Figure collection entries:
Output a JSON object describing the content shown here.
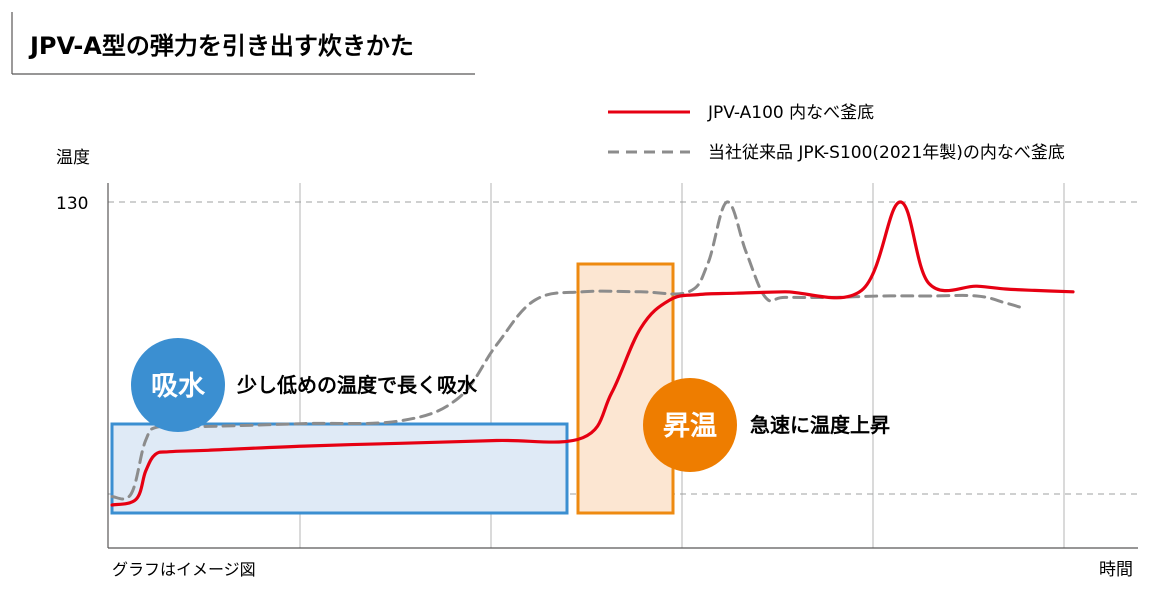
{
  "title": "JPV-A型の弾力を引き出す炊きかた",
  "legend": [
    {
      "label": "JPV-A100 内なべ釜底",
      "color": "#e60012",
      "style": "solid"
    },
    {
      "label": "当社従来品 JPK-S100(2021年製)の内なべ釜底",
      "color": "#8c8c8c",
      "style": "dashed"
    }
  ],
  "axes": {
    "y_label": "温度",
    "x_label": "時間",
    "y_tick": "130",
    "note": "グラフはイメージ図"
  },
  "annotations": {
    "soak": {
      "badge": "吸水",
      "text": "少し低めの温度で長く吸水",
      "badge_color": "#3b8fd1",
      "box_color": "#3b8fd1"
    },
    "heat": {
      "badge": "昇温",
      "text": "急速に温度上昇",
      "badge_color": "#ee7d00",
      "box_color": "#ee8a10"
    }
  },
  "chart_data": {
    "type": "line",
    "title": "JPV-A型の弾力を引き出す炊きかた",
    "xlabel": "時間",
    "ylabel": "温度",
    "xlim": [
      0,
      10
    ],
    "ylim": [
      20,
      140
    ],
    "y_ticks": [
      130
    ],
    "x_ticks_visible": false,
    "grid": true,
    "legend_position": "top-right",
    "series": [
      {
        "name": "JPV-A100 内なべ釜底",
        "color": "#e60012",
        "style": "solid",
        "x": [
          0.0,
          0.25,
          0.35,
          0.45,
          0.6,
          1.0,
          2.0,
          3.0,
          4.0,
          4.9,
          5.2,
          5.5,
          5.8,
          6.1,
          6.5,
          7.0,
          7.8,
          8.2,
          8.5,
          9.0,
          9.3,
          9.6,
          10.0
        ],
        "y": [
          22,
          24,
          34,
          40,
          41,
          41.5,
          43,
          44,
          45,
          46,
          62,
          85,
          95,
          97,
          97.5,
          98,
          98.5,
          130,
          101,
          100,
          99,
          98.5,
          98
        ]
      },
      {
        "name": "当社従来品 JPK-S100(2021年製)の内なべ釜底",
        "color": "#8c8c8c",
        "style": "dashed",
        "x": [
          0.0,
          0.2,
          0.35,
          0.5,
          1.0,
          2.0,
          3.0,
          3.6,
          4.0,
          4.4,
          4.9,
          5.5,
          6.0,
          6.2,
          6.4,
          6.6,
          6.8,
          7.0,
          7.5,
          8.0,
          8.5,
          9.0,
          9.3,
          9.5
        ],
        "y": [
          25,
          26,
          45,
          50,
          50,
          51,
          52,
          60,
          79,
          95,
          98,
          98,
          98,
          108,
          130,
          112,
          96,
          96,
          96,
          96.5,
          96.5,
          96.5,
          94,
          92
        ]
      }
    ]
  }
}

[Work required]: Report each line of the material above where the word "A型の弾力を引き出す炊きかた" appears.

[Complete output]:
  "title": "JPV-A型の弾力を引き出す炊きかた",
    "title": "JPV-A型の弾力を引き出す炊きかた",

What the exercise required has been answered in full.